■ Extracted information
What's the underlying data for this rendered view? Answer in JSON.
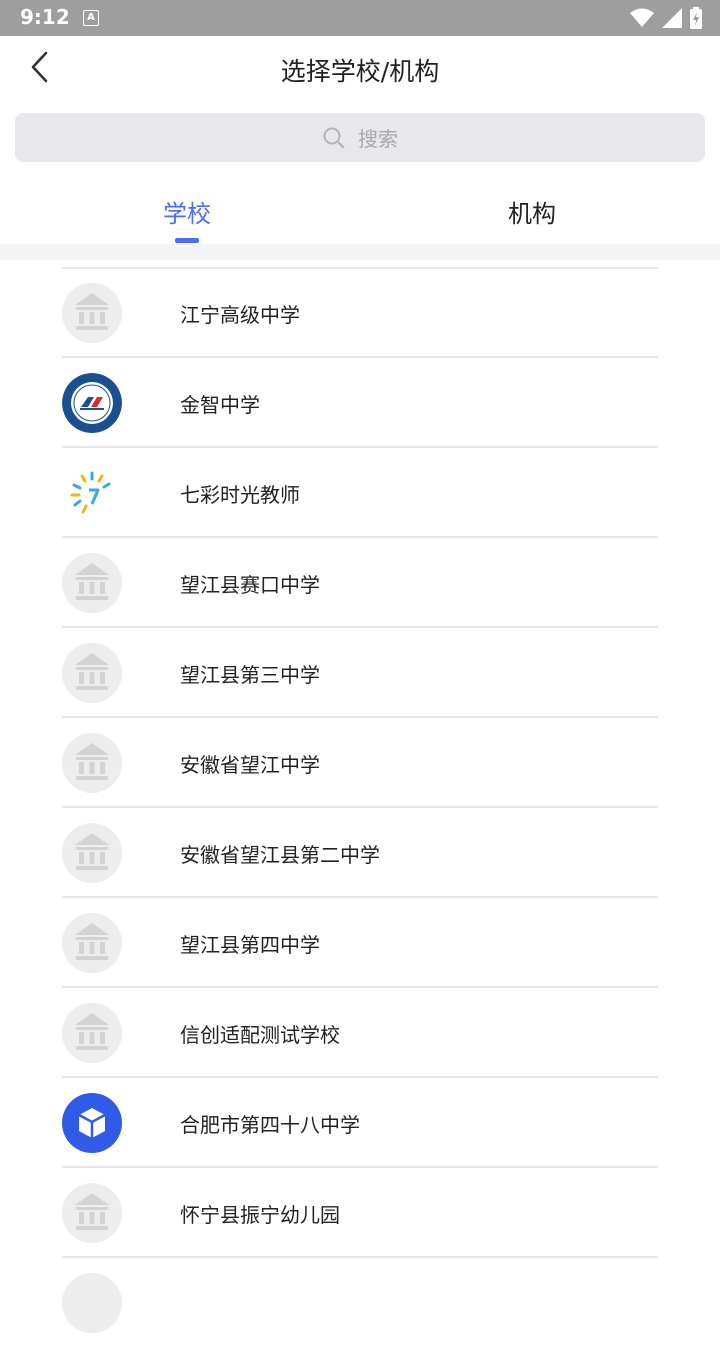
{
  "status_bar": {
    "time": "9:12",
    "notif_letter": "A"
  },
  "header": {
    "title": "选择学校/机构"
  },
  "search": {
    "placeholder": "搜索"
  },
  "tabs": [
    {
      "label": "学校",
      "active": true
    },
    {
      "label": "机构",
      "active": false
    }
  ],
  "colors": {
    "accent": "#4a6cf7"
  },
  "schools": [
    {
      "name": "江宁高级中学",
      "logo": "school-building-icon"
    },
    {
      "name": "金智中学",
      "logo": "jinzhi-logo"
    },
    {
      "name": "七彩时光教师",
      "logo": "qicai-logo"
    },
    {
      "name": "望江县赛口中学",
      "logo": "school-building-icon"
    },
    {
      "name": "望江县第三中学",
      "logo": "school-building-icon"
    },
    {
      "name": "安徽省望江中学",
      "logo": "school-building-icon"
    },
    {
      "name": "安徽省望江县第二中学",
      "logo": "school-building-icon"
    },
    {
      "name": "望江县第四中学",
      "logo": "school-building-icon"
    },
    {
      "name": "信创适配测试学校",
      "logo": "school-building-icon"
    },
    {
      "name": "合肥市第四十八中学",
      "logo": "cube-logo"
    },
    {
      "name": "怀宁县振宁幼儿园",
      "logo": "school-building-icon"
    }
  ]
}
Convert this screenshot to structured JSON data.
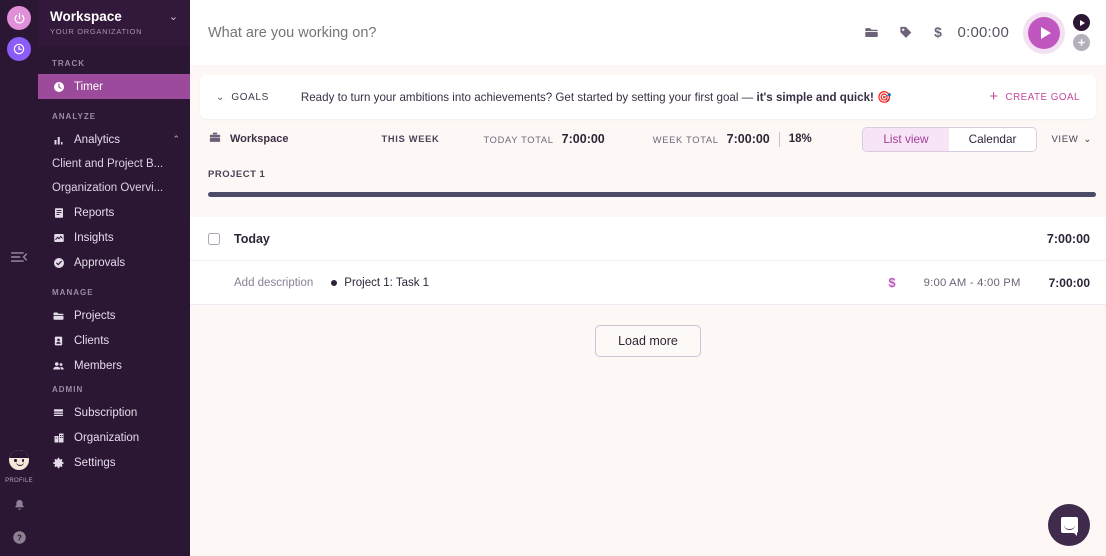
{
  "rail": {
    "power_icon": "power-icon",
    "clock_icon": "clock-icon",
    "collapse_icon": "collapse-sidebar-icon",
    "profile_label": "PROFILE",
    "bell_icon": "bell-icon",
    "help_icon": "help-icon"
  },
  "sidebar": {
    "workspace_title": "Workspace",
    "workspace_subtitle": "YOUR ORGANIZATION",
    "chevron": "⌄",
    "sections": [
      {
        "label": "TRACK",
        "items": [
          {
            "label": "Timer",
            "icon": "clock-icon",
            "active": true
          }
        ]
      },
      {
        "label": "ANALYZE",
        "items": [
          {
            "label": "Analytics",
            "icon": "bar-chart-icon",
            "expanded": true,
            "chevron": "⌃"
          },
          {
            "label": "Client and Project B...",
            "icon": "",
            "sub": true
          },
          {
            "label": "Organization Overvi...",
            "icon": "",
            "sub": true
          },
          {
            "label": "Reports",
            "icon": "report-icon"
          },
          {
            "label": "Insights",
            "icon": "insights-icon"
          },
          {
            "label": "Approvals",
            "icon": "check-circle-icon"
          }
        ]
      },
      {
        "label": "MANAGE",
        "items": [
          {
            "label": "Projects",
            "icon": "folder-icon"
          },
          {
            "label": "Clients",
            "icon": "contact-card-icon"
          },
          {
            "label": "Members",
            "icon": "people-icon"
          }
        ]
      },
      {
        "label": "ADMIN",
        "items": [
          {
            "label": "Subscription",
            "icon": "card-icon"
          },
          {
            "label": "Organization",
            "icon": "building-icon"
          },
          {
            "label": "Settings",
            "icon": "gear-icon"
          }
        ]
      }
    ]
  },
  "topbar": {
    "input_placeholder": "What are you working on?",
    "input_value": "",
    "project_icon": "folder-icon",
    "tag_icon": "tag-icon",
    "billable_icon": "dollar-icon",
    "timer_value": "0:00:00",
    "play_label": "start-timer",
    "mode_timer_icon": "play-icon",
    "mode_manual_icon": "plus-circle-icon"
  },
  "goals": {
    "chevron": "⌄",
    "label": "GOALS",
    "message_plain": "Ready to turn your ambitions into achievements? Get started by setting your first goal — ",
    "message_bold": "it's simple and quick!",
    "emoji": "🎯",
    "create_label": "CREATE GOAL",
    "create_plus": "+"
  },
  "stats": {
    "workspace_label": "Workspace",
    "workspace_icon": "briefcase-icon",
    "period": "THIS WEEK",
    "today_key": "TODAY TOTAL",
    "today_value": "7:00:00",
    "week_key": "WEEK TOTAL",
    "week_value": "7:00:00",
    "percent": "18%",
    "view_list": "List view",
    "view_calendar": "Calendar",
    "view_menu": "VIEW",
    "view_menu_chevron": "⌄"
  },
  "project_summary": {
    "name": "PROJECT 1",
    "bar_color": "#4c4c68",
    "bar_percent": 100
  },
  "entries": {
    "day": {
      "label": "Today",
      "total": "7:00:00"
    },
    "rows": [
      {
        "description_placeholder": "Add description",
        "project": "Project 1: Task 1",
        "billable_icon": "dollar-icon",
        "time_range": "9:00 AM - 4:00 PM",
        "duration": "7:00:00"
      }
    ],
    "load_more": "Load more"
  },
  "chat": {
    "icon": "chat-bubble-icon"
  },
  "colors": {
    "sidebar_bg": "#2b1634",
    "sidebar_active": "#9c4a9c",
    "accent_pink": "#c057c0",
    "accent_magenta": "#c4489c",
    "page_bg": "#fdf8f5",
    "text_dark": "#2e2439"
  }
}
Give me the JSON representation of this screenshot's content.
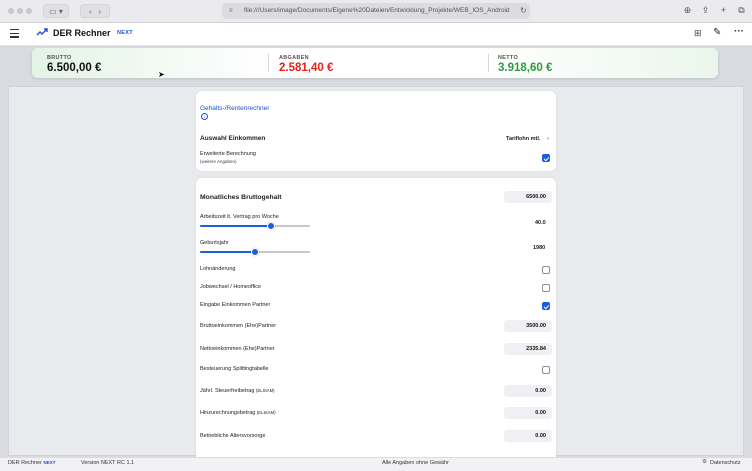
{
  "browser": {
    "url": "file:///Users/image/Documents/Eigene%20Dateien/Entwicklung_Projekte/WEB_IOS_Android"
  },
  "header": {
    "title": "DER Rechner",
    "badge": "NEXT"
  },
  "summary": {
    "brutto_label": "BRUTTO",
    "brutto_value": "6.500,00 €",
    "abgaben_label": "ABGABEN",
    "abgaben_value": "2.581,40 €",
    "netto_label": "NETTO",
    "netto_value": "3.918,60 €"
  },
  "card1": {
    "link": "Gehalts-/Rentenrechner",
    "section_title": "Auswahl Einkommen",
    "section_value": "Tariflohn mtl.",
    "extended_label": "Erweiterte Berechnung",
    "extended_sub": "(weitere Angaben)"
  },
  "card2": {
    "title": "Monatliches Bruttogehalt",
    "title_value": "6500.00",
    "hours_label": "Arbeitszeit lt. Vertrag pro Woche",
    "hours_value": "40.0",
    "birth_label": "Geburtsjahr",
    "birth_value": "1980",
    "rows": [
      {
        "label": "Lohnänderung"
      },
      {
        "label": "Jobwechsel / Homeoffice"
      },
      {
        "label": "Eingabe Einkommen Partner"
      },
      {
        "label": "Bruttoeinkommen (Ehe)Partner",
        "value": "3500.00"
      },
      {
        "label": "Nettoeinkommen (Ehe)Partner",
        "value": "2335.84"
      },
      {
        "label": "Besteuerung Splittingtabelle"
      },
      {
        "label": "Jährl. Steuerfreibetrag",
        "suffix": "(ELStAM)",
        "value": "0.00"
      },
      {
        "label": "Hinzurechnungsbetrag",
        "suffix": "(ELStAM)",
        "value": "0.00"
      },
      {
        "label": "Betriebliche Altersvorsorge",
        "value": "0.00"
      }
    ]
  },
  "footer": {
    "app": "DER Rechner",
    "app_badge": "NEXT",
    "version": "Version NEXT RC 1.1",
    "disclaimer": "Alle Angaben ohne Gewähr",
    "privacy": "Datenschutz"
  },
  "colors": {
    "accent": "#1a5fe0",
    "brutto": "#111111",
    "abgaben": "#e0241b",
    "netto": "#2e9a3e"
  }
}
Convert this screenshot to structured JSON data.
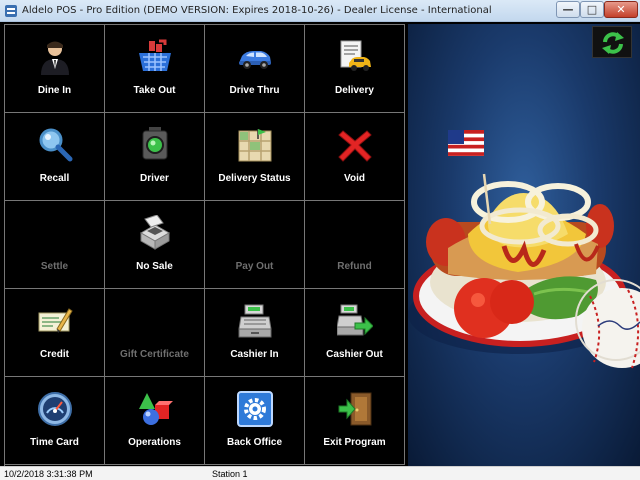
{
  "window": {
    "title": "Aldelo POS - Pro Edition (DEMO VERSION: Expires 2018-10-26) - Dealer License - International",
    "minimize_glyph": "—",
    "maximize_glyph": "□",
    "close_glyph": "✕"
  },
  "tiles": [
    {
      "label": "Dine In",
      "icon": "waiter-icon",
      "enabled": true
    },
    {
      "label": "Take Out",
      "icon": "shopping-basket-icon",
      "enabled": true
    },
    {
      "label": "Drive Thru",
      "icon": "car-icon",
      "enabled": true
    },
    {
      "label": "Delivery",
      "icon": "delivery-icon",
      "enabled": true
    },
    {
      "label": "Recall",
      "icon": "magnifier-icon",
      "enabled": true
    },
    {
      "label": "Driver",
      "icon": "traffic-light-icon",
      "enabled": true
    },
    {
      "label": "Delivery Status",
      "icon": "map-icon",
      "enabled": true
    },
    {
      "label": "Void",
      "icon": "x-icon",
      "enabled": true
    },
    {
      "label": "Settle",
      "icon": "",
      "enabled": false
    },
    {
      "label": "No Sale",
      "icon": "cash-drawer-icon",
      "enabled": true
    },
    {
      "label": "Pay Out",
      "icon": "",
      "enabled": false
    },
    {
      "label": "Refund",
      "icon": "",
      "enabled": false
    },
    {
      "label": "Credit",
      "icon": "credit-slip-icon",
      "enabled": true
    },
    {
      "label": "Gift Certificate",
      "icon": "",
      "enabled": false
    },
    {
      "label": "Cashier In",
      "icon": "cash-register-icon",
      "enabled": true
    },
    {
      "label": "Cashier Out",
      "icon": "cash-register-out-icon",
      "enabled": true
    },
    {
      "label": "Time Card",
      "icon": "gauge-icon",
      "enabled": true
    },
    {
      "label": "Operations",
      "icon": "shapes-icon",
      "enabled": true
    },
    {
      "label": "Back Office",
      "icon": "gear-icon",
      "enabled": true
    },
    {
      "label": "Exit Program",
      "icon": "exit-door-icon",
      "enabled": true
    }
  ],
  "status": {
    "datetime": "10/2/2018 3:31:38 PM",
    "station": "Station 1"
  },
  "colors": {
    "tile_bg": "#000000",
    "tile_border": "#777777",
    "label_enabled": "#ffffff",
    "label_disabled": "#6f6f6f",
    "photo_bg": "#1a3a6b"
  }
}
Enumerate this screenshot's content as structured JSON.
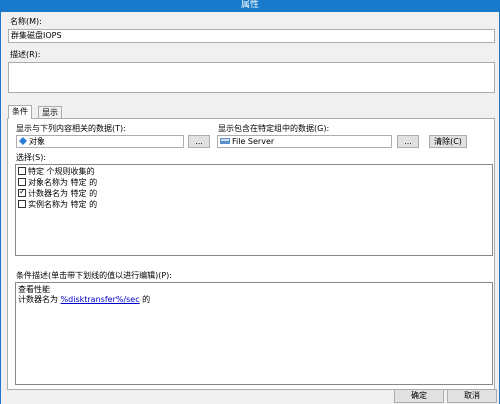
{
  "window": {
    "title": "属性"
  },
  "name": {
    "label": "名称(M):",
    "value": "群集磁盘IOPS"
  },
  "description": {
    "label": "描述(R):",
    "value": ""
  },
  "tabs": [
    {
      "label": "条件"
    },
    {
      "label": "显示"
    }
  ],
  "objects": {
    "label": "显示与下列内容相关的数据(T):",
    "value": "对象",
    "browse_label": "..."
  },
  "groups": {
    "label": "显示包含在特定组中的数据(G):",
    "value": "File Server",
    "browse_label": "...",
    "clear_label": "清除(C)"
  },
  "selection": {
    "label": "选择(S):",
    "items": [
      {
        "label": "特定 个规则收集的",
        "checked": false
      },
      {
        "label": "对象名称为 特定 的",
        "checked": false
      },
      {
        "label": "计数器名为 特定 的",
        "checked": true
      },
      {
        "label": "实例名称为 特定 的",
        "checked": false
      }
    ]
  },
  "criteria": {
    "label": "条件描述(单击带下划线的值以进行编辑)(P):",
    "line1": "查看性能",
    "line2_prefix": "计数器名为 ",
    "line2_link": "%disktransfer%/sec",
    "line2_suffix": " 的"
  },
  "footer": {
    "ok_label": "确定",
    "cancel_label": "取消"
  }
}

■ Goal
Take the line containing "Enumerate this screenshot's" and every line after it up to the end of the entries, and quote them exactly. Both ends count; the pictures do not.

■ Task response
Enumerate this screenshot's content as structured JSON.
{
  "window": {
    "title": "属性"
  },
  "name": {
    "label": "名称(M):",
    "value": "群集磁盘IOPS"
  },
  "description": {
    "label": "描述(R):",
    "value": ""
  },
  "tabs": [
    {
      "label": "条件"
    },
    {
      "label": "显示"
    }
  ],
  "objects": {
    "label": "显示与下列内容相关的数据(T):",
    "value": "对象",
    "browse_label": "..."
  },
  "groups": {
    "label": "显示包含在特定组中的数据(G):",
    "value": "File Server",
    "browse_label": "...",
    "clear_label": "清除(C)"
  },
  "selection": {
    "label": "选择(S):",
    "items": [
      {
        "label": "特定 个规则收集的",
        "checked": false
      },
      {
        "label": "对象名称为 特定 的",
        "checked": false
      },
      {
        "label": "计数器名为 特定 的",
        "checked": true
      },
      {
        "label": "实例名称为 特定 的",
        "checked": false
      }
    ]
  },
  "criteria": {
    "label": "条件描述(单击带下划线的值以进行编辑)(P):",
    "line1": "查看性能",
    "line2_prefix": "计数器名为 ",
    "line2_link": "%disktransfer%/sec",
    "line2_suffix": " 的"
  },
  "footer": {
    "ok_label": "确定",
    "cancel_label": "取消"
  }
}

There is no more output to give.